Do this
Return all lines from the listing below in which the string "Black" occurs.

(Data entries)
----
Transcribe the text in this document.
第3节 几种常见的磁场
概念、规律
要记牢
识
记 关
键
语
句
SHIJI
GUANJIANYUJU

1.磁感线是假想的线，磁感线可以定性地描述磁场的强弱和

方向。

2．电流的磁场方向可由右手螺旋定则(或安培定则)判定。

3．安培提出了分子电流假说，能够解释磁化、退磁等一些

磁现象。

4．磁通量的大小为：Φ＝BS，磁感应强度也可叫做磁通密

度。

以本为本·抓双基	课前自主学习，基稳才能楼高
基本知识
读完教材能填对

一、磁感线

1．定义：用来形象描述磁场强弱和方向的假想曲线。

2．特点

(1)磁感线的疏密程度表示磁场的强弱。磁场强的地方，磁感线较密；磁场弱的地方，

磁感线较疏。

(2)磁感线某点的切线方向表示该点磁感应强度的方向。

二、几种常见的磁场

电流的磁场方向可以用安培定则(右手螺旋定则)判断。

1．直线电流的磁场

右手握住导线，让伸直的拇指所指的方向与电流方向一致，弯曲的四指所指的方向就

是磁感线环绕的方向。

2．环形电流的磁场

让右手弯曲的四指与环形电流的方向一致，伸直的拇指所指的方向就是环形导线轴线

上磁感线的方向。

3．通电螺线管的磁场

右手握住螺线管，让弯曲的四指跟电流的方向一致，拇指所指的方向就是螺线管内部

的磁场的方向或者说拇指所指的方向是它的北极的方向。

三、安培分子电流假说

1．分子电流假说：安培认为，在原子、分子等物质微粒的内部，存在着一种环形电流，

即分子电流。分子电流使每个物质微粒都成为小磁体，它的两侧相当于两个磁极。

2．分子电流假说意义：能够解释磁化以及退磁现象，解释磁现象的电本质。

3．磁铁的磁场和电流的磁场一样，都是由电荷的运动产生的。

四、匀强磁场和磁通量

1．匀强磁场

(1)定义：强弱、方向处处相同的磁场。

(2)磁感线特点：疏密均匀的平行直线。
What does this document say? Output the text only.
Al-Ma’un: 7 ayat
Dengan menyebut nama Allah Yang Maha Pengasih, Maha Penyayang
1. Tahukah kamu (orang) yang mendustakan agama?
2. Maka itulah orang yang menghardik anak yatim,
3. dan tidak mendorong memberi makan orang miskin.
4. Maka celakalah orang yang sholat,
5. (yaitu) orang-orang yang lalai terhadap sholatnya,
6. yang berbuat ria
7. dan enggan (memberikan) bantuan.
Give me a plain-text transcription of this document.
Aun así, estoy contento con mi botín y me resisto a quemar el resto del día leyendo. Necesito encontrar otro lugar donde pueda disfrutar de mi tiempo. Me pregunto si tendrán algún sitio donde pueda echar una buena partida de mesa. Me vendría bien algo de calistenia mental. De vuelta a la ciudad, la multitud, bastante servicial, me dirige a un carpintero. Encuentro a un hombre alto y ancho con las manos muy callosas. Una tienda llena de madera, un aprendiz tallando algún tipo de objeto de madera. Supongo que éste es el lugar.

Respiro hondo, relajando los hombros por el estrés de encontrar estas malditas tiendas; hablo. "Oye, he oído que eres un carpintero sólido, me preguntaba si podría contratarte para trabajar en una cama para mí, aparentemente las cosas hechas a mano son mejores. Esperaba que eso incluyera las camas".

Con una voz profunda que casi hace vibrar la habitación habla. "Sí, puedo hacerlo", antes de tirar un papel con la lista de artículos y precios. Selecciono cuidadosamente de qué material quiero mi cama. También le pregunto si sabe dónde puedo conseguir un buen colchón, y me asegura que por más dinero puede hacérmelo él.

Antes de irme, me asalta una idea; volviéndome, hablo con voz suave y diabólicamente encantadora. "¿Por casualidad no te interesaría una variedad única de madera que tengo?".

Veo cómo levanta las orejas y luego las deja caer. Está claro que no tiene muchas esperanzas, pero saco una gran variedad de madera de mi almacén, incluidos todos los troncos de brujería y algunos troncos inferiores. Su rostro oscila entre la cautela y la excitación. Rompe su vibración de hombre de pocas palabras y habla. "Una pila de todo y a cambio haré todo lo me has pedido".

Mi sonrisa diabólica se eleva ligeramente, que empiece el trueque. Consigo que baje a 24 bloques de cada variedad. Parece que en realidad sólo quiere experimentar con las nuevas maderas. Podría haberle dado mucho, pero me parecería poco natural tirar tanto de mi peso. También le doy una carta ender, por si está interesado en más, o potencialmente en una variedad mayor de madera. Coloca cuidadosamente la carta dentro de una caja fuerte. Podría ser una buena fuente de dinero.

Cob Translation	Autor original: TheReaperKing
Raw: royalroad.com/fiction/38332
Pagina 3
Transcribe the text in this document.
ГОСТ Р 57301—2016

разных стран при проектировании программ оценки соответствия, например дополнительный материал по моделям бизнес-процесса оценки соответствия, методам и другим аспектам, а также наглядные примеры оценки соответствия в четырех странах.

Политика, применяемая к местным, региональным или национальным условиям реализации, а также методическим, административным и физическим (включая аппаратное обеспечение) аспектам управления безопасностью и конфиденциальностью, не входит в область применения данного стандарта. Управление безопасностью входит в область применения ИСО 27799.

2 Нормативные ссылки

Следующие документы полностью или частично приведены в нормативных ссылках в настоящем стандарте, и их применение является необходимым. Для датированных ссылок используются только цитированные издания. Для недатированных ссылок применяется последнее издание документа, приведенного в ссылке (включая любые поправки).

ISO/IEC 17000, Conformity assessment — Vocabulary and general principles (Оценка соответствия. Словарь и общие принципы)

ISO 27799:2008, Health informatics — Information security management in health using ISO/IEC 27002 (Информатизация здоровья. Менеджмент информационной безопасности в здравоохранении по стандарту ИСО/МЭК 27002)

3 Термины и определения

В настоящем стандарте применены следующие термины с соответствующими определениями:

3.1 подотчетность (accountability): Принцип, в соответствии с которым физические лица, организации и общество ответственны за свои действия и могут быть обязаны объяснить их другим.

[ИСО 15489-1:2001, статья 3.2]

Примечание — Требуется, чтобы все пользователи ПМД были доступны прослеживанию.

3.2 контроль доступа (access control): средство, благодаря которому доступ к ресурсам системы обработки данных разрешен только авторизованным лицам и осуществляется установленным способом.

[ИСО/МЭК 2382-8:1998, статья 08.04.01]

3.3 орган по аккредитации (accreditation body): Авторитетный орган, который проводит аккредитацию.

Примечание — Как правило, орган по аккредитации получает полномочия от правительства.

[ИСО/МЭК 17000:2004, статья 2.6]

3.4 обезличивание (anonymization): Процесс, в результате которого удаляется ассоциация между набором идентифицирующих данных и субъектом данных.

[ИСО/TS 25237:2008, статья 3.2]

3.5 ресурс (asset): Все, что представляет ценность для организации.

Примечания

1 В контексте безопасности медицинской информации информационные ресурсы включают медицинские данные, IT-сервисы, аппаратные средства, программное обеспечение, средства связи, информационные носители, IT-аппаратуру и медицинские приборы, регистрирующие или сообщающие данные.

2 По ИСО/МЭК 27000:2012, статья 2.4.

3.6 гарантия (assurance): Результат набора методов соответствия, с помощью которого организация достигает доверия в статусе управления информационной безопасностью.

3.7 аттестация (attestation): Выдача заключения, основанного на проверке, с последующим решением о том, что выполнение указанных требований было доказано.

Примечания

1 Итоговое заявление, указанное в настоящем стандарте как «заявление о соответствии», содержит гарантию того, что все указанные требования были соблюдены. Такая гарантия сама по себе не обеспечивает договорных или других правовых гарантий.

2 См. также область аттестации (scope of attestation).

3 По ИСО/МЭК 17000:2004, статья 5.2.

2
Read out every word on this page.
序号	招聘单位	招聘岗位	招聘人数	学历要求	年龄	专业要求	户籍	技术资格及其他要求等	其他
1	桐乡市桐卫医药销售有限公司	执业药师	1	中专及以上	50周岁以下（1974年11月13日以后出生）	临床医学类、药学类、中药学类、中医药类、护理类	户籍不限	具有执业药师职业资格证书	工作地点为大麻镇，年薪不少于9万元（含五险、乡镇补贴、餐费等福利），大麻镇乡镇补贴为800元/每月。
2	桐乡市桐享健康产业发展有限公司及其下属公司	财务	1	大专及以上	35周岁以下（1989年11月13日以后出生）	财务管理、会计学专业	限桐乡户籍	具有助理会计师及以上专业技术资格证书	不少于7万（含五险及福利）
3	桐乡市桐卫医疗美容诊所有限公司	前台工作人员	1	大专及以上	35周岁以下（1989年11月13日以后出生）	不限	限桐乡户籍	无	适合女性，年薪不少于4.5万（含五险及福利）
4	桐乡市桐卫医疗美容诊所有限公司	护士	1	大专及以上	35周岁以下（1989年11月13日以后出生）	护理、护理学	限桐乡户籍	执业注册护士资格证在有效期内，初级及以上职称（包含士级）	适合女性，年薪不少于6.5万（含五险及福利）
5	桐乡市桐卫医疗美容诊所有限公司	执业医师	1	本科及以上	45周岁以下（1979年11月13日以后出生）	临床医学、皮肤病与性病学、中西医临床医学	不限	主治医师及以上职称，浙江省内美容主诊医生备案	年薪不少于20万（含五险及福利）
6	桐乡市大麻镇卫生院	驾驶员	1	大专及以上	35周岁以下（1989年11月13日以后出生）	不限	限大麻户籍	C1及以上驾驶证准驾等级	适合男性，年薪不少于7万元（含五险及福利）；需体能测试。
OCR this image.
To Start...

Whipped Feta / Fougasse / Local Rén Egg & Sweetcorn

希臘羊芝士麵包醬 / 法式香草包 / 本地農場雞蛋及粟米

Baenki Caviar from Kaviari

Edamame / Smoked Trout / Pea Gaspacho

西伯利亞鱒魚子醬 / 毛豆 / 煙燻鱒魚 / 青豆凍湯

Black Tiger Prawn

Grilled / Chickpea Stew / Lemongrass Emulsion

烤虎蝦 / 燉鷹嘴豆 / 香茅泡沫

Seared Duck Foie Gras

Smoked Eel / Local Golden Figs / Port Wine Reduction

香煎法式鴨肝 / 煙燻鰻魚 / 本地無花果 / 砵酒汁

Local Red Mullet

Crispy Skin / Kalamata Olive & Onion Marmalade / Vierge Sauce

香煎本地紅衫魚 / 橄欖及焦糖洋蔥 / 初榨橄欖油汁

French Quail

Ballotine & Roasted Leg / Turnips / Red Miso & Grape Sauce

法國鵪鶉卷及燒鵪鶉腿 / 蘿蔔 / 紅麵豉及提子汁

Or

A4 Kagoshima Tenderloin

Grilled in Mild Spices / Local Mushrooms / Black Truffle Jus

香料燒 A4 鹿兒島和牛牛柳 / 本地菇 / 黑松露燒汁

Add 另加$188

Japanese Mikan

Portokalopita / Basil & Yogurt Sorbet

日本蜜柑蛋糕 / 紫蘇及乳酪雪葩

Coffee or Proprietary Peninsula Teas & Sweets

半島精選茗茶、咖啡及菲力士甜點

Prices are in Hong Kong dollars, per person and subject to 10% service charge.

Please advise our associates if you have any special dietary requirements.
----
Full answer
Black Tiger Prawn
Grilled in Mild Spices / Local Mushrooms / Black Truffle Jus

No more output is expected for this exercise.